Copy out every line of the data exactly.

------------------------

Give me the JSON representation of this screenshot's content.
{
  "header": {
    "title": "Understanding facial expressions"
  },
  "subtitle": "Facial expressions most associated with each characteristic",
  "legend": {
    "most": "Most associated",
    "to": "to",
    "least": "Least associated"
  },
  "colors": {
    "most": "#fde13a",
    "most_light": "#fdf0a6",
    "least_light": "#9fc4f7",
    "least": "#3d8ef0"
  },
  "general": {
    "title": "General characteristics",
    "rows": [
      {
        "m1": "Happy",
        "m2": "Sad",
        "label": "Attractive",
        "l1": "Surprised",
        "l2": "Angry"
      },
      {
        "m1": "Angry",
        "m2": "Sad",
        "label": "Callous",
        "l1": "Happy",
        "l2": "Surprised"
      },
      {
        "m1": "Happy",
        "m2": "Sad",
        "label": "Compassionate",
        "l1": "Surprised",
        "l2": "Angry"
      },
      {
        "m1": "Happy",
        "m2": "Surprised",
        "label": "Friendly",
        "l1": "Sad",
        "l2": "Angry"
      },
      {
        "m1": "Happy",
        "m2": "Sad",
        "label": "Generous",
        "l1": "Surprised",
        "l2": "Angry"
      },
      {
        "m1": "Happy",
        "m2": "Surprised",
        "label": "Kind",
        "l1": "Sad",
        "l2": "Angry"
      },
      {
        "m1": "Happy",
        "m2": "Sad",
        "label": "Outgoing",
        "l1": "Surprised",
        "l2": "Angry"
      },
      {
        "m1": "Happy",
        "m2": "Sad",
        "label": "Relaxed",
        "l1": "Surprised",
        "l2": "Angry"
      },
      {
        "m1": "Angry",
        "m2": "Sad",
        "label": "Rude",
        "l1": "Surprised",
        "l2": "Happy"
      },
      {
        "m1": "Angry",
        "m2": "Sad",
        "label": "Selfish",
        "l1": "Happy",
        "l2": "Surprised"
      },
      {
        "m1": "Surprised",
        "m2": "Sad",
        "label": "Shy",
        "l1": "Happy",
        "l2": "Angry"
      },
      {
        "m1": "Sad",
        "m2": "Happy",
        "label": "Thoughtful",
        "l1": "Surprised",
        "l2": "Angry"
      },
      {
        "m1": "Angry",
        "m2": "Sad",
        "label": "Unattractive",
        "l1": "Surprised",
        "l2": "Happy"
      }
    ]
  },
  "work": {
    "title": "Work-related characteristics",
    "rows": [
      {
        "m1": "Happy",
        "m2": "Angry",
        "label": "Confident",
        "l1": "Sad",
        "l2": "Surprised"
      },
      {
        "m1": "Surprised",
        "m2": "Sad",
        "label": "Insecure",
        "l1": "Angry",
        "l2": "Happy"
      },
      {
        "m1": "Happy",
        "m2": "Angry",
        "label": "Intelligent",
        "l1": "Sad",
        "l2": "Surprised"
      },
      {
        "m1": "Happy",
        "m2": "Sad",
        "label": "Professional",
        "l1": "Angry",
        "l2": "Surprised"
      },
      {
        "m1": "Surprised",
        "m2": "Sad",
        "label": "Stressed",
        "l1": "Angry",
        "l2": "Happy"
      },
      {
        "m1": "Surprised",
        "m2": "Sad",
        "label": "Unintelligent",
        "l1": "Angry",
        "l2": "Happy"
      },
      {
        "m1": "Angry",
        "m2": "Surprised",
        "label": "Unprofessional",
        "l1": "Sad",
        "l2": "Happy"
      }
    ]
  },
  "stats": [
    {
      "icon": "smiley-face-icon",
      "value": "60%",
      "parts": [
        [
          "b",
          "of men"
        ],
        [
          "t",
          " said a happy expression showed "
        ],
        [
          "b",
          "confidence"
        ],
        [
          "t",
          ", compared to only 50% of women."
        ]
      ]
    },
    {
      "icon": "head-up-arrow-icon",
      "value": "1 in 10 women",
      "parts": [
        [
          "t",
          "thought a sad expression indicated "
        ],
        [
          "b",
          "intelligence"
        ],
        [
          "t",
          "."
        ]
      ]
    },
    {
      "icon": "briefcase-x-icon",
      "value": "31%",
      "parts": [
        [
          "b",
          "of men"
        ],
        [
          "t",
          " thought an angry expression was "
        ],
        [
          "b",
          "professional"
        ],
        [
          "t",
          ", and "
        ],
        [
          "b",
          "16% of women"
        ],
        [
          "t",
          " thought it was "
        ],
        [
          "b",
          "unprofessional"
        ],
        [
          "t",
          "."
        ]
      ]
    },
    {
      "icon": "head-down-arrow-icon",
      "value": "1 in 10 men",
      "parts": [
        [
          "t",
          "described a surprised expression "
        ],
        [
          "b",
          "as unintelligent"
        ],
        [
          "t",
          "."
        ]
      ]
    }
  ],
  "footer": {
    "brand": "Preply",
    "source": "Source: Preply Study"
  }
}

------------------------

### RESULT OF THE TASK
Give me the JSON representation of this screenshot's content.
{
  "header": {
    "title": "Understanding facial expressions"
  },
  "subtitle": "Facial expressions most associated with each characteristic",
  "legend": {
    "most": "Most associated",
    "to": "to",
    "least": "Least associated"
  },
  "colors": {
    "most": "#fde13a",
    "most_light": "#fdf0a6",
    "least_light": "#9fc4f7",
    "least": "#3d8ef0"
  },
  "general": {
    "title": "General characteristics",
    "rows": [
      {
        "m1": "Happy",
        "m2": "Sad",
        "label": "Attractive",
        "l1": "Surprised",
        "l2": "Angry"
      },
      {
        "m1": "Angry",
        "m2": "Sad",
        "label": "Callous",
        "l1": "Happy",
        "l2": "Surprised"
      },
      {
        "m1": "Happy",
        "m2": "Sad",
        "label": "Compassionate",
        "l1": "Surprised",
        "l2": "Angry"
      },
      {
        "m1": "Happy",
        "m2": "Surprised",
        "label": "Friendly",
        "l1": "Sad",
        "l2": "Angry"
      },
      {
        "m1": "Happy",
        "m2": "Sad",
        "label": "Generous",
        "l1": "Surprised",
        "l2": "Angry"
      },
      {
        "m1": "Happy",
        "m2": "Surprised",
        "label": "Kind",
        "l1": "Sad",
        "l2": "Angry"
      },
      {
        "m1": "Happy",
        "m2": "Sad",
        "label": "Outgoing",
        "l1": "Surprised",
        "l2": "Angry"
      },
      {
        "m1": "Happy",
        "m2": "Sad",
        "label": "Relaxed",
        "l1": "Surprised",
        "l2": "Angry"
      },
      {
        "m1": "Angry",
        "m2": "Sad",
        "label": "Rude",
        "l1": "Surprised",
        "l2": "Happy"
      },
      {
        "m1": "Angry",
        "m2": "Sad",
        "label": "Selfish",
        "l1": "Happy",
        "l2": "Surprised"
      },
      {
        "m1": "Surprised",
        "m2": "Sad",
        "label": "Shy",
        "l1": "Happy",
        "l2": "Angry"
      },
      {
        "m1": "Sad",
        "m2": "Happy",
        "label": "Thoughtful",
        "l1": "Surprised",
        "l2": "Angry"
      },
      {
        "m1": "Angry",
        "m2": "Sad",
        "label": "Unattractive",
        "l1": "Surprised",
        "l2": "Happy"
      }
    ]
  },
  "work": {
    "title": "Work-related characteristics",
    "rows": [
      {
        "m1": "Happy",
        "m2": "Angry",
        "label": "Confident",
        "l1": "Sad",
        "l2": "Surprised"
      },
      {
        "m1": "Surprised",
        "m2": "Sad",
        "label": "Insecure",
        "l1": "Angry",
        "l2": "Happy"
      },
      {
        "m1": "Happy",
        "m2": "Angry",
        "label": "Intelligent",
        "l1": "Sad",
        "l2": "Surprised"
      },
      {
        "m1": "Happy",
        "m2": "Sad",
        "label": "Professional",
        "l1": "Angry",
        "l2": "Surprised"
      },
      {
        "m1": "Surprised",
        "m2": "Sad",
        "label": "Stressed",
        "l1": "Angry",
        "l2": "Happy"
      },
      {
        "m1": "Surprised",
        "m2": "Sad",
        "label": "Unintelligent",
        "l1": "Angry",
        "l2": "Happy"
      },
      {
        "m1": "Angry",
        "m2": "Surprised",
        "label": "Unprofessional",
        "l1": "Sad",
        "l2": "Happy"
      }
    ]
  },
  "stats": [
    {
      "icon": "smiley-face-icon",
      "value": "60%",
      "parts": [
        [
          "b",
          "of men"
        ],
        [
          "t",
          " said a happy expression showed "
        ],
        [
          "b",
          "confidence"
        ],
        [
          "t",
          ", compared to only 50% of women."
        ]
      ]
    },
    {
      "icon": "head-up-arrow-icon",
      "value": "1 in 10 women",
      "parts": [
        [
          "t",
          "thought a sad expression indicated "
        ],
        [
          "b",
          "intelligence"
        ],
        [
          "t",
          "."
        ]
      ]
    },
    {
      "icon": "briefcase-x-icon",
      "value": "31%",
      "parts": [
        [
          "b",
          "of men"
        ],
        [
          "t",
          " thought an angry expression was "
        ],
        [
          "b",
          "professional"
        ],
        [
          "t",
          ", and "
        ],
        [
          "b",
          "16% of women"
        ],
        [
          "t",
          " thought it was "
        ],
        [
          "b",
          "unprofessional"
        ],
        [
          "t",
          "."
        ]
      ]
    },
    {
      "icon": "head-down-arrow-icon",
      "value": "1 in 10 men",
      "parts": [
        [
          "t",
          "described a surprised expression "
        ],
        [
          "b",
          "as unintelligent"
        ],
        [
          "t",
          "."
        ]
      ]
    }
  ],
  "footer": {
    "brand": "Preply",
    "source": "Source: Preply Study"
  }
}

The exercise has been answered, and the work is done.